[BEGIN Dataset records]
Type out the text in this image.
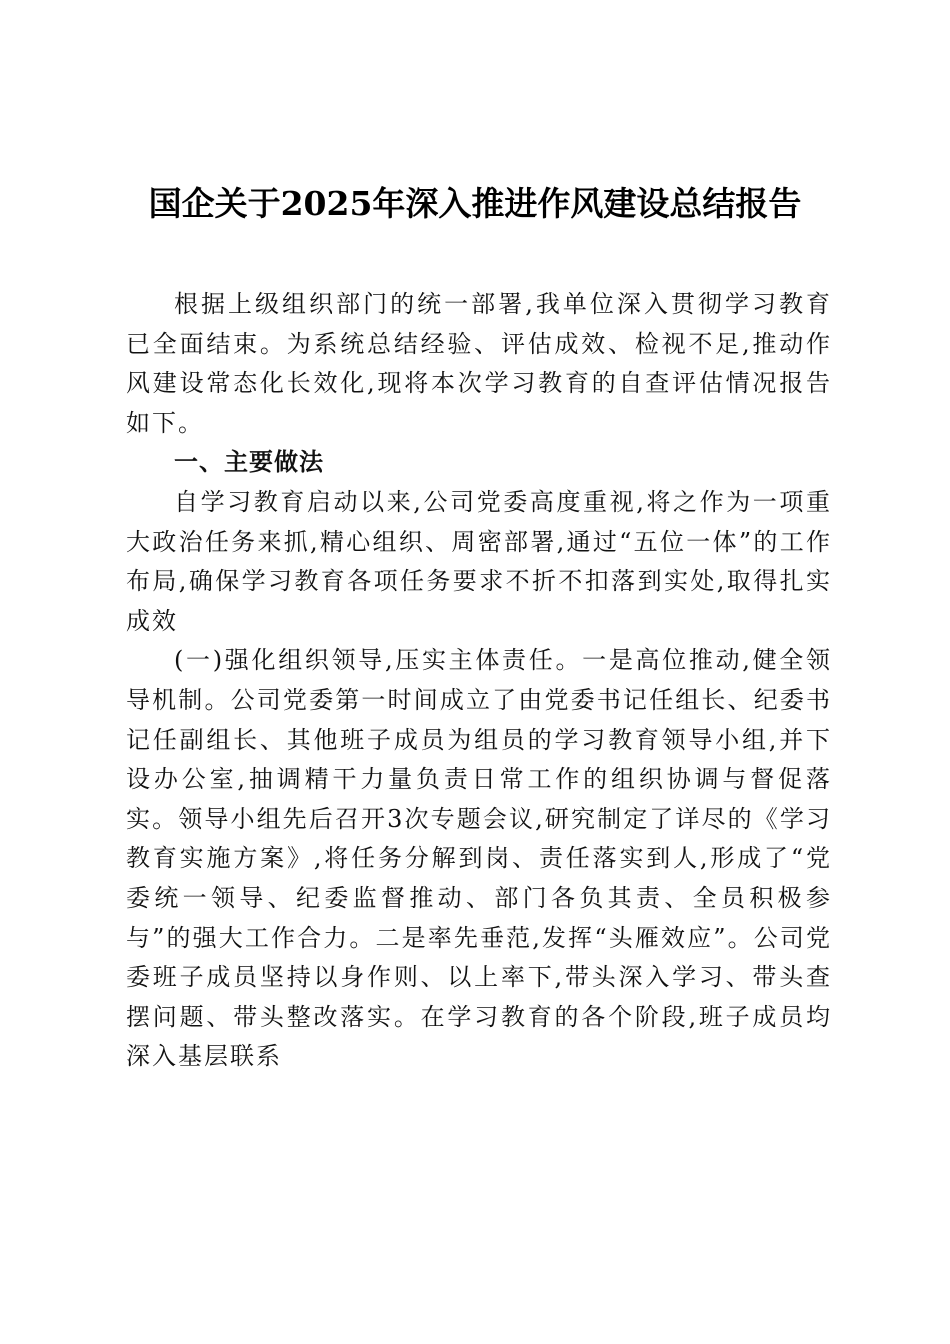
国企关于2025年深入推进作风建设总结报告

根据上级组织部门的统一部署,我单位深入贯彻学习教育已全面结束。为系统总结经验、评估成效、检视不足,推动作风建设常态化长效化,现将本次学习教育的自查评估情况报告如下。

一、主要做法

自学习教育启动以来,公司党委高度重视,将之作为一项重大政治任务来抓,精心组织、周密部署,通过“五位一体”的工作布局,确保学习教育各项任务要求不折不扣落到实处,取得扎实成效

(一)强化组织领导,压实主体责任。一是高位推动,健全领导机制。公司党委第一时间成立了由党委书记任组长、纪委书记任副组长、其他班子成员为组员的学习教育领导小组,并下设办公室,抽调精干力量负责日常工作的组织协调与督促落实。领导小组先后召开3次专题会议,研究制定了详尽的《学习教育实施方案》,将任务分解到岗、责任落实到人,形成了“党委统一领导、纪委监督推动、部门各负其责、全员积极参与”的强大工作合力。二是率先垂范,发挥“头雁效应”。公司党委班子成员坚持以身作则、以上率下,带头深入学习、带头查摆问题、带头整改落实。在学习教育的各个阶段,班子成员均深入基层联系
[END Dataset records]
* The request
Repeat the records above verbatim, with no pictures in the result.

* Exercise output
Type out the text in this image.
国企关于2025年深入推进作风建设总结报告

根据上级组织部门的统一部署,我单位深入贯彻学习教育已全面结束。为系统总结经验、评估成效、检视不足,推动作风建设常态化长效化,现将本次学习教育的自查评估情况报告如下。

一、主要做法

自学习教育启动以来,公司党委高度重视,将之作为一项重大政治任务来抓,精心组织、周密部署,通过“五位一体”的工作布局,确保学习教育各项任务要求不折不扣落到实处,取得扎实成效

(一)强化组织领导,压实主体责任。一是高位推动,健全领导机制。公司党委第一时间成立了由党委书记任组长、纪委书记任副组长、其他班子成员为组员的学习教育领导小组,并下设办公室,抽调精干力量负责日常工作的组织协调与督促落实。领导小组先后召开3次专题会议,研究制定了详尽的《学习教育实施方案》,将任务分解到岗、责任落实到人,形成了“党委统一领导、纪委监督推动、部门各负其责、全员积极参与”的强大工作合力。二是率先垂范,发挥“头雁效应”。公司党委班子成员坚持以身作则、以上率下,带头深入学习、带头查摆问题、带头整改落实。在学习教育的各个阶段,班子成员均深入基层联系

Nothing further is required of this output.